- **What is asked**
Locate the word "bolt" in the material, then show every line that holds it.

- **Records shown**
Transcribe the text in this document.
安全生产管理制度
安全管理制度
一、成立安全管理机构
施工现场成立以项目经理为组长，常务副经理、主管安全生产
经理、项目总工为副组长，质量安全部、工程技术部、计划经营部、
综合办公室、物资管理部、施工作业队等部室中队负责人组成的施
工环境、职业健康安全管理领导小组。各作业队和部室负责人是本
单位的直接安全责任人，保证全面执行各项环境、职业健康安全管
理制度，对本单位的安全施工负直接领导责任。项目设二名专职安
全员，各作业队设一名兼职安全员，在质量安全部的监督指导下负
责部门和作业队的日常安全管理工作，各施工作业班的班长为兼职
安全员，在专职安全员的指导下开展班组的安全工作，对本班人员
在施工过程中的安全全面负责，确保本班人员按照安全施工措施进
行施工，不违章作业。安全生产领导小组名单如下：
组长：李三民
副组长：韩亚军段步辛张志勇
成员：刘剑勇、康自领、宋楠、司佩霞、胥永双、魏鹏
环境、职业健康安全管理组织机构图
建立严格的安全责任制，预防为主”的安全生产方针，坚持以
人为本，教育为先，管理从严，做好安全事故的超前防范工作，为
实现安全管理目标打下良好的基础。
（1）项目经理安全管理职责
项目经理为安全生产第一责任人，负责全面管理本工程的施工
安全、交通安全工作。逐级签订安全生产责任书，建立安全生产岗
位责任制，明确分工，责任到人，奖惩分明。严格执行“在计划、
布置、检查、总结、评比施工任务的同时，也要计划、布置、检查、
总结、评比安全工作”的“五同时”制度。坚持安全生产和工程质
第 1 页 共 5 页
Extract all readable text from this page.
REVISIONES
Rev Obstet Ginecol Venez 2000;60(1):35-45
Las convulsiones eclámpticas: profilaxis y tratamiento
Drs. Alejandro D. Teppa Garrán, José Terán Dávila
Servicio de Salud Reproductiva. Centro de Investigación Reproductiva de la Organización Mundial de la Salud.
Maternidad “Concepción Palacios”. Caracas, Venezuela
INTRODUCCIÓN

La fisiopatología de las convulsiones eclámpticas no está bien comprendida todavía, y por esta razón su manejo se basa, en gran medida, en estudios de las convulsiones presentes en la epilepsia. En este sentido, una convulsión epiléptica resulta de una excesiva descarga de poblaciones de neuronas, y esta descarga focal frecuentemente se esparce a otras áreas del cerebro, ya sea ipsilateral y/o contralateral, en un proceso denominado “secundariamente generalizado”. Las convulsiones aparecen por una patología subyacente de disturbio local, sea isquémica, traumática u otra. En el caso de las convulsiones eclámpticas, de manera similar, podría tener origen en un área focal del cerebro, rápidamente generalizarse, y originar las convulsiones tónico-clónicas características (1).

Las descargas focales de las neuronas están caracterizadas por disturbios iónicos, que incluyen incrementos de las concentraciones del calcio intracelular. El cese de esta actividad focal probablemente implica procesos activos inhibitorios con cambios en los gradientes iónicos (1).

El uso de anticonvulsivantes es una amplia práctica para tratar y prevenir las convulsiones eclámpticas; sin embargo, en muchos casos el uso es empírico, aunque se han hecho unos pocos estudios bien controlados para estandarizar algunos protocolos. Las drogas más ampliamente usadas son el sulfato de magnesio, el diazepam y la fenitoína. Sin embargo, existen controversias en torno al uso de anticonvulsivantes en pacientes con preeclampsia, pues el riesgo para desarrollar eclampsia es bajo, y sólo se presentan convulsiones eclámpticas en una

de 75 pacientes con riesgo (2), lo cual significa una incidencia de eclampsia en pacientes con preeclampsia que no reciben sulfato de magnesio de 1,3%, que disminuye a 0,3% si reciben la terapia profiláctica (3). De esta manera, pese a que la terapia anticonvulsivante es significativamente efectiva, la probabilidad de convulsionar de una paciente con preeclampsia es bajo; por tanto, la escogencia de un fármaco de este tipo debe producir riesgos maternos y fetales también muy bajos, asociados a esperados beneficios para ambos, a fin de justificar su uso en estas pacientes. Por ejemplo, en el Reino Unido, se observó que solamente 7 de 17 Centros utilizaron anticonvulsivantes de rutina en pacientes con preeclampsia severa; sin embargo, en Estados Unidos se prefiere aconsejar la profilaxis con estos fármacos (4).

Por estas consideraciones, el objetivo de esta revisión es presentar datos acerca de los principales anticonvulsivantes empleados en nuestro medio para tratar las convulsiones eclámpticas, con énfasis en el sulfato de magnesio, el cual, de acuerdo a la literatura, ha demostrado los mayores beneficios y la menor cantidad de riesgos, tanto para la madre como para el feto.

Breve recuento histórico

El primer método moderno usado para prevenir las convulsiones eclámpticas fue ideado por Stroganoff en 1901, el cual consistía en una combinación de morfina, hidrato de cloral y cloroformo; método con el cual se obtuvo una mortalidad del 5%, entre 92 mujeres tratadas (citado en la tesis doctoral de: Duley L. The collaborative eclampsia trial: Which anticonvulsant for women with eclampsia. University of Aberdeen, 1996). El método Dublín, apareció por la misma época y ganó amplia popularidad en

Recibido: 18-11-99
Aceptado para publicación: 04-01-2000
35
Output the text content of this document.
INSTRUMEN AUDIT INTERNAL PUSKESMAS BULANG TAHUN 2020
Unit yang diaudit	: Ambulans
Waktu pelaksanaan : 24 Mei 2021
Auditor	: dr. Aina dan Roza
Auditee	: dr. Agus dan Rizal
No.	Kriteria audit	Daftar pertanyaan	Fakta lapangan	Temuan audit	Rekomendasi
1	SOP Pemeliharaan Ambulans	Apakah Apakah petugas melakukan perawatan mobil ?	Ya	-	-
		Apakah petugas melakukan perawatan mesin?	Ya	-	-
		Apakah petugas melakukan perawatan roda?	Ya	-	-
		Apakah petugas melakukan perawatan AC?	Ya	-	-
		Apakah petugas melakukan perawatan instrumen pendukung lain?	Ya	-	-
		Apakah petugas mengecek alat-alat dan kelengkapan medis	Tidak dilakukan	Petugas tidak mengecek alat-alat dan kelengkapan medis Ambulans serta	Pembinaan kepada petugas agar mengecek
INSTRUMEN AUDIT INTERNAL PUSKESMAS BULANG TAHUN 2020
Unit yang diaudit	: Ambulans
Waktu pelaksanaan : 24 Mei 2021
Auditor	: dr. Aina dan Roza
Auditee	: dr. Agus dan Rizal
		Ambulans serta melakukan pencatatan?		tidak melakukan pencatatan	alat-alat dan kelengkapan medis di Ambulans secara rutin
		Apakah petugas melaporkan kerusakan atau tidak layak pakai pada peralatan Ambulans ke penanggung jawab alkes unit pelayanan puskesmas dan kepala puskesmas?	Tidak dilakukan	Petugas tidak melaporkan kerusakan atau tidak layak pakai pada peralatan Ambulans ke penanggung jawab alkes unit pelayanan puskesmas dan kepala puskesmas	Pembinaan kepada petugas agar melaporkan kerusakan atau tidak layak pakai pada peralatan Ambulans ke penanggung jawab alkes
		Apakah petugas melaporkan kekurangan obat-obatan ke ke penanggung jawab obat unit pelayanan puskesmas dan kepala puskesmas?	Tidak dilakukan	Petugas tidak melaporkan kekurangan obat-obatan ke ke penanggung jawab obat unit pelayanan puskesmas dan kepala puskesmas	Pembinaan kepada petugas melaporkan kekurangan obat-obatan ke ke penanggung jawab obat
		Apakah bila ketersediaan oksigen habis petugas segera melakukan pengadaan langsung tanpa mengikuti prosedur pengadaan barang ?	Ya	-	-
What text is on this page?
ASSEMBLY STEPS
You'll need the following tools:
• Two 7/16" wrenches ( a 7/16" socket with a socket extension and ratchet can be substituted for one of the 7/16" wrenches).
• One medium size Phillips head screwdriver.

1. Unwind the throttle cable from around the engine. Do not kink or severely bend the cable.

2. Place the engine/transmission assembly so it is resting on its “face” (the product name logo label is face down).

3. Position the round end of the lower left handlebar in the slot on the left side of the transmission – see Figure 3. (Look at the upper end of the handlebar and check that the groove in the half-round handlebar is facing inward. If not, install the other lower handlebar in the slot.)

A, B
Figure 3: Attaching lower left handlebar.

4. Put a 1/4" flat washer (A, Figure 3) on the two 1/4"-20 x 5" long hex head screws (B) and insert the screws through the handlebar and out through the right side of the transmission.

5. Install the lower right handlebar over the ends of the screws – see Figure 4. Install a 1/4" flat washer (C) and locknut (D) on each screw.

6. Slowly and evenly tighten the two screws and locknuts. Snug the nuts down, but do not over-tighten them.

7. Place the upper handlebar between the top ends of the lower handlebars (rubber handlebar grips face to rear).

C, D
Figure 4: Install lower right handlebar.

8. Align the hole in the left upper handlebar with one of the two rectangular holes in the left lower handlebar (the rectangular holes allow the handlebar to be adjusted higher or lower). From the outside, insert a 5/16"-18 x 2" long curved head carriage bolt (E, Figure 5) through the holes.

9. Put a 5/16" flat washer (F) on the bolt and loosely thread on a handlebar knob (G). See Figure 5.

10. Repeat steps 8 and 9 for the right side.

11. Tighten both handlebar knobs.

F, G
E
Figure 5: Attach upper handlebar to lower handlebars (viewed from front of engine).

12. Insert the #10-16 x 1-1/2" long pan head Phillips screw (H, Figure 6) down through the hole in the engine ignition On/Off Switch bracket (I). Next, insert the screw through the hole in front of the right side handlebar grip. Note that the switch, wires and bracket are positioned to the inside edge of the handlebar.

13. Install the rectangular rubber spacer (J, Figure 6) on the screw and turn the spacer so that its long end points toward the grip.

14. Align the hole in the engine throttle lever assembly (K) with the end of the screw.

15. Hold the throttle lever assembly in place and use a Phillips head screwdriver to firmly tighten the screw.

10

- **Exercise output**
8. Align the hole in the left upper handlebar with one of the two rectangular holes in the left lower handlebar (the rectangular holes allow the handlebar to be adjusted higher or lower). From the outside, insert a 5/16"-18 x 2" long curved head carriage bolt (E, Figure 5) through the holes.
9. Put a 5/16" flat washer (F) on the bolt and loosely thread on a handlebar knob (G). See Figure 5.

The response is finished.